WHAT NEEDS TO BE DONE:
Could you transcribe the material below exactly, without leaving out a single line?

[Collection entries]
============================================================

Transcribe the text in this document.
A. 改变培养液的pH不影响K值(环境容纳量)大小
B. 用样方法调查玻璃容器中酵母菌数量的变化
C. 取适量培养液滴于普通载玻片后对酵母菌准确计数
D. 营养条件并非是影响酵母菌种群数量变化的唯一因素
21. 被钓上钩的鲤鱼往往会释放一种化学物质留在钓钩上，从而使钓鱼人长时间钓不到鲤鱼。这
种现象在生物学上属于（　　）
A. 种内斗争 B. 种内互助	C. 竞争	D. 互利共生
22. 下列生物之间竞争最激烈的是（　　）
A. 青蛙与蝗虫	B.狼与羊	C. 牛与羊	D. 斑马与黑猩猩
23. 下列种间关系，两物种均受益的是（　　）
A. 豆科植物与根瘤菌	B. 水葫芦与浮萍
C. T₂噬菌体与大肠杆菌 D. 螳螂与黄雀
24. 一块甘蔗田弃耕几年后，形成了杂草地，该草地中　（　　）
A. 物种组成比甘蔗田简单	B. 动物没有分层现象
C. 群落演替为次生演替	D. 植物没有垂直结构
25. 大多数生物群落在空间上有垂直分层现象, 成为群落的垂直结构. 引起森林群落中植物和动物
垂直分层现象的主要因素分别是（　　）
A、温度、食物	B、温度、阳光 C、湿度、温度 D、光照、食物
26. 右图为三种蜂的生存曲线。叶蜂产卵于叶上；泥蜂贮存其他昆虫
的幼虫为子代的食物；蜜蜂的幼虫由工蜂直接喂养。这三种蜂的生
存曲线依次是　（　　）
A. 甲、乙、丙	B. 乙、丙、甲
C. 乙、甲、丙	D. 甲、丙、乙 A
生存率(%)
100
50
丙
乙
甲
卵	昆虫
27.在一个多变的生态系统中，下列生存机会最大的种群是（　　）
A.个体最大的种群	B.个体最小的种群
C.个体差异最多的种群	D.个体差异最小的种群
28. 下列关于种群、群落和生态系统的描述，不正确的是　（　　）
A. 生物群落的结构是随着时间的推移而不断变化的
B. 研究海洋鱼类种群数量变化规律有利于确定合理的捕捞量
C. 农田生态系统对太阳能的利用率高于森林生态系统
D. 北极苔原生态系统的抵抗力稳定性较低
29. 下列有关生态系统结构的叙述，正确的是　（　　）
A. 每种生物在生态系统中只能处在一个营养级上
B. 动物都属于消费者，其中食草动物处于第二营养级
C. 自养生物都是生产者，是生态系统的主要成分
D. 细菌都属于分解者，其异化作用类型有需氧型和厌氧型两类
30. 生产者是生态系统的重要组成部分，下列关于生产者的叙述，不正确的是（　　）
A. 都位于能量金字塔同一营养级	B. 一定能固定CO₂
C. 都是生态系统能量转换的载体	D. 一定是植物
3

============================================================

FULL RESPONSE:
Transcribe the text in this document.
A. 改变培养液的pH不影响K值(环境容纳量)大小
B. 用样方法调查玻璃容器中酵母菌数量的变化
C. 取适量培养液滴于普通载玻片后对酵母菌准确计数
D. 营养条件并非是影响酵母菌种群数量变化的唯一因素
21. 被钓上钩的鲤鱼往往会释放一种化学物质留在钓钩上，从而使钓鱼人长时间钓不到鲤鱼。这
种现象在生物学上属于（　　）
A. 种内斗争 B. 种内互助	C. 竞争	D. 互利共生
22. 下列生物之间竞争最激烈的是（　　）
A. 青蛙与蝗虫	B.狼与羊	C. 牛与羊	D. 斑马与黑猩猩
23. 下列种间关系，两物种均受益的是（　　）
A. 豆科植物与根瘤菌	B. 水葫芦与浮萍
C. T₂噬菌体与大肠杆菌 D. 螳螂与黄雀
24. 一块甘蔗田弃耕几年后，形成了杂草地，该草地中　（　　）
A. 物种组成比甘蔗田简单	B. 动物没有分层现象
C. 群落演替为次生演替	D. 植物没有垂直结构
25. 大多数生物群落在空间上有垂直分层现象, 成为群落的垂直结构. 引起森林群落中植物和动物
垂直分层现象的主要因素分别是（　　）
A、温度、食物	B、温度、阳光 C、湿度、温度 D、光照、食物
26. 右图为三种蜂的生存曲线。叶蜂产卵于叶上；泥蜂贮存其他昆虫
的幼虫为子代的食物；蜜蜂的幼虫由工蜂直接喂养。这三种蜂的生
存曲线依次是　（　　）
A. 甲、乙、丙	B. 乙、丙、甲
C. 乙、甲、丙	D. 甲、丙、乙 A
生存率(%)
100
50
丙
乙
甲
卵	昆虫
27.在一个多变的生态系统中，下列生存机会最大的种群是（　　）
A.个体最大的种群	B.个体最小的种群
C.个体差异最多的种群	D.个体差异最小的种群
28. 下列关于种群、群落和生态系统的描述，不正确的是　（　　）
A. 生物群落的结构是随着时间的推移而不断变化的
B. 研究海洋鱼类种群数量变化规律有利于确定合理的捕捞量
C. 农田生态系统对太阳能的利用率高于森林生态系统
D. 北极苔原生态系统的抵抗力稳定性较低
29. 下列有关生态系统结构的叙述，正确的是　（　　）
A. 每种生物在生态系统中只能处在一个营养级上
B. 动物都属于消费者，其中食草动物处于第二营养级
C. 自养生物都是生产者，是生态系统的主要成分
D. 细菌都属于分解者，其异化作用类型有需氧型和厌氧型两类
30. 生产者是生态系统的重要组成部分，下列关于生产者的叙述，不正确的是（　　）
A. 都位于能量金字塔同一营养级	B. 一定能固定CO₂
C. 都是生态系统能量转换的载体	D. 一定是植物
3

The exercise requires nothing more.